• To be done
Look for the string "object" in every line, and copy each line that has it.

• Data rows
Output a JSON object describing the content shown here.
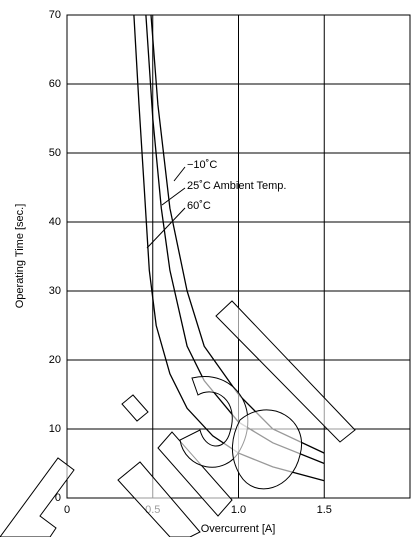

---

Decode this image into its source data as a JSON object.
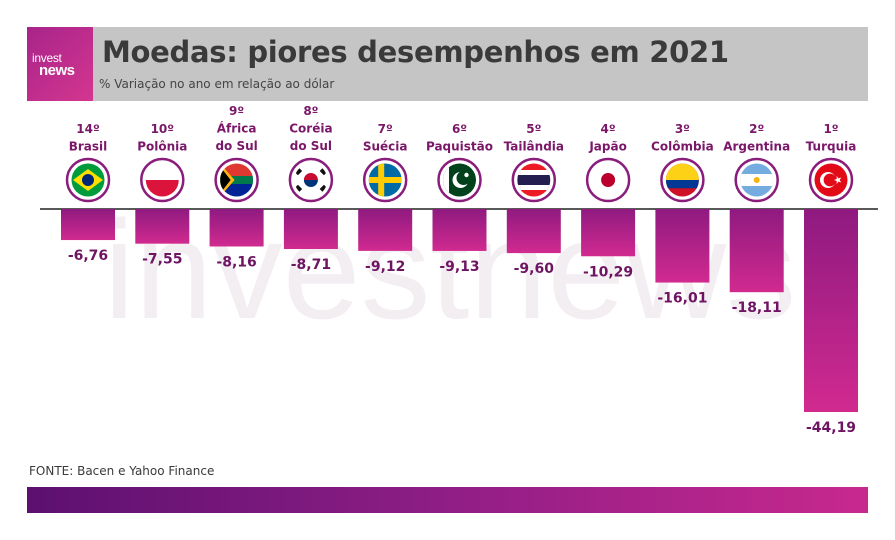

...

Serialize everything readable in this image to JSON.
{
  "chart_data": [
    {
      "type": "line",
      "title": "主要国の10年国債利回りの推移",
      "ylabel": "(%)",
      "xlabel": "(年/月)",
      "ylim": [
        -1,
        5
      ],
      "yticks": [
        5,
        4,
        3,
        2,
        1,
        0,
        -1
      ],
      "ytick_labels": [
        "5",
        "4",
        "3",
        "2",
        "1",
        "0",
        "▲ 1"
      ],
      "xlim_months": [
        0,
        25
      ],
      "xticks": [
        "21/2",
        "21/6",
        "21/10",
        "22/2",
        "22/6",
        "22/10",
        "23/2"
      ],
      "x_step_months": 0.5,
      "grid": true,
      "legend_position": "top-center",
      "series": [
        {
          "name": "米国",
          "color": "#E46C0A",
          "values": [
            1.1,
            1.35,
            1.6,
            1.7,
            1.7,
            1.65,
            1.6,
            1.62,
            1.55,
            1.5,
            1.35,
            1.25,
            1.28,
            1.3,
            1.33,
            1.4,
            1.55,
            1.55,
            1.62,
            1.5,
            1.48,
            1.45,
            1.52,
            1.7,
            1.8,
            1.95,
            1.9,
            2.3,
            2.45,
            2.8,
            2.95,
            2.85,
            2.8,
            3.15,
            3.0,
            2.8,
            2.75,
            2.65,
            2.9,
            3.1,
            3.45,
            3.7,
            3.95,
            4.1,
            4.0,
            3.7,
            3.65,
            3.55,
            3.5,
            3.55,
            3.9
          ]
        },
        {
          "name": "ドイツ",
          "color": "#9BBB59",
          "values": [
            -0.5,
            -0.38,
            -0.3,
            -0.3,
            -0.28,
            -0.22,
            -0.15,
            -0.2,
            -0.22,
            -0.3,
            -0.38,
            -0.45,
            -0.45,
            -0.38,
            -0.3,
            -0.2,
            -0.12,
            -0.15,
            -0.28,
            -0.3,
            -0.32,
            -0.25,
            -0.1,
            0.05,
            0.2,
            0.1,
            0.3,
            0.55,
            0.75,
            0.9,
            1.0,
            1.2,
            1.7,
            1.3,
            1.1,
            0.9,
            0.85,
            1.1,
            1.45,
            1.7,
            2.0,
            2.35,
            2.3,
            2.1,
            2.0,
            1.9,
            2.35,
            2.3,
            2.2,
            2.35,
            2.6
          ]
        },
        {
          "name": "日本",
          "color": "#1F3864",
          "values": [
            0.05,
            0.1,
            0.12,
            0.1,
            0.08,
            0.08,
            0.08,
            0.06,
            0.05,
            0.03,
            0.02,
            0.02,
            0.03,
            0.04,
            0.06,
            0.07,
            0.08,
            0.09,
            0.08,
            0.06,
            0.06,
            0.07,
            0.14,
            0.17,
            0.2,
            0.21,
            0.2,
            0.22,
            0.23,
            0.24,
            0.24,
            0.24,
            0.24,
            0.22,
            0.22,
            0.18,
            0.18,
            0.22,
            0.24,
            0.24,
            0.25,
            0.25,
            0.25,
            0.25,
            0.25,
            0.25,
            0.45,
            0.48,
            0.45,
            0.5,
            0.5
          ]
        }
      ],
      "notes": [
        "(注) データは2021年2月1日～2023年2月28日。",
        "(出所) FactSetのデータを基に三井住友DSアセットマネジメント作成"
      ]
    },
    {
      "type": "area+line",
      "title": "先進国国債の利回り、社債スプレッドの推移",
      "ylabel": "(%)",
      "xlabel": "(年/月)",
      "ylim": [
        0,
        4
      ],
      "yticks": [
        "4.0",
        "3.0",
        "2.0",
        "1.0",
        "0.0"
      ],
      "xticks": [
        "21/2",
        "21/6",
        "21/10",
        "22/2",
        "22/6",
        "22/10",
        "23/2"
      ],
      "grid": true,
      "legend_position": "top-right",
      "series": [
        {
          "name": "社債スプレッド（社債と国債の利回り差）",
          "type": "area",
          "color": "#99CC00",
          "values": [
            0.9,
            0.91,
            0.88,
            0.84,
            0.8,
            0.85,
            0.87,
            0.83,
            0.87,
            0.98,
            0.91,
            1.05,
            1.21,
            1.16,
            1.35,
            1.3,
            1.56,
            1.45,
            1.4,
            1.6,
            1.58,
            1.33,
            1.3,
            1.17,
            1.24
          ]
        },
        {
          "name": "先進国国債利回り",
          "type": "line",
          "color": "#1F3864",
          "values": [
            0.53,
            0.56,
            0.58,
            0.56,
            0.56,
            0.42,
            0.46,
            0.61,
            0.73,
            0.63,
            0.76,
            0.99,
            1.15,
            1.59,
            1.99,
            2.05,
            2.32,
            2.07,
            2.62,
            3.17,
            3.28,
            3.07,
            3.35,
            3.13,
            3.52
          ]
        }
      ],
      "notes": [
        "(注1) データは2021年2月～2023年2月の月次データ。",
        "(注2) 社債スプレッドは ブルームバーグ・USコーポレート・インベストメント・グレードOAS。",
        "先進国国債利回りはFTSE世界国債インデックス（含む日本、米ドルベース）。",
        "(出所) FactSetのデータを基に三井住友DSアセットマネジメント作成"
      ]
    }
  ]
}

• Written solution
Output a JSON object describing the content shown here.
Decode this image into its source data as a JSON object.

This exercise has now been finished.